Chart and figure data

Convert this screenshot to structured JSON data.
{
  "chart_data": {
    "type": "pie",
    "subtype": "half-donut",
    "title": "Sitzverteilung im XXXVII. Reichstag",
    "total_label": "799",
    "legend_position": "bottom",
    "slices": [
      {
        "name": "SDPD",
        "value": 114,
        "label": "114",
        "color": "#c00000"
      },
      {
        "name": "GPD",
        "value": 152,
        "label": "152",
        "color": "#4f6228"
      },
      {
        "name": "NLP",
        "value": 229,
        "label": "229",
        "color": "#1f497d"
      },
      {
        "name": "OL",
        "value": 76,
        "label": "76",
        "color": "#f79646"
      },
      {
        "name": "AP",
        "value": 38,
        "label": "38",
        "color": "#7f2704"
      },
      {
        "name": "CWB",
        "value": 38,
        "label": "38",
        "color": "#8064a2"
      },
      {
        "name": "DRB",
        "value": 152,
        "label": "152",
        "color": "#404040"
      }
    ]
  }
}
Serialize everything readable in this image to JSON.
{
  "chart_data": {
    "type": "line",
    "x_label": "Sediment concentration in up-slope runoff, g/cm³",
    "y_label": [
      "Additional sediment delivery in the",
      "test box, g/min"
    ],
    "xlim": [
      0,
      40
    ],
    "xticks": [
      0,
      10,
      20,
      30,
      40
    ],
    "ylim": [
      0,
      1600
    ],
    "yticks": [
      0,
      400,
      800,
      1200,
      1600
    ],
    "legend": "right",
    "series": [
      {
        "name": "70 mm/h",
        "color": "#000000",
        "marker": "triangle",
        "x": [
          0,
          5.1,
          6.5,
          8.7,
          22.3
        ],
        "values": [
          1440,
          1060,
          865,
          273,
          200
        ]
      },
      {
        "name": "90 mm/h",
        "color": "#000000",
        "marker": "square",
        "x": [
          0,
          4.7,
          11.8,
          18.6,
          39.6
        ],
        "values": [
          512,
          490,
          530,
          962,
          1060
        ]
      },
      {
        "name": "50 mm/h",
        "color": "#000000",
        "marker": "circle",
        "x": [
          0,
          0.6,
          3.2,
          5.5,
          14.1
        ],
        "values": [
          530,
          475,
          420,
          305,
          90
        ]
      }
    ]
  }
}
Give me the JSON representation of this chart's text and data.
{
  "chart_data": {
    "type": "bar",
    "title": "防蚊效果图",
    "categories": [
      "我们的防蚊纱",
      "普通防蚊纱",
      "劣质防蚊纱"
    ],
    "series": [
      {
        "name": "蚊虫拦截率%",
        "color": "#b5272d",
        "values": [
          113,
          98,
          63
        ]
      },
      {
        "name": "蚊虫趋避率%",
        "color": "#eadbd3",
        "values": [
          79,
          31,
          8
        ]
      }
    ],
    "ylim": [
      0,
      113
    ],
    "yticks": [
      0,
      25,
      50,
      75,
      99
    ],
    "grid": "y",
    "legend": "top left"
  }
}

Task goal |
Identify every line above with the string "this" in it. Copy those lines.

Written response |
Convert this screenshot to structured JSON data.
Serialize everything readable in this image to JSON.
Give me the JSON representation of this chart's text and data.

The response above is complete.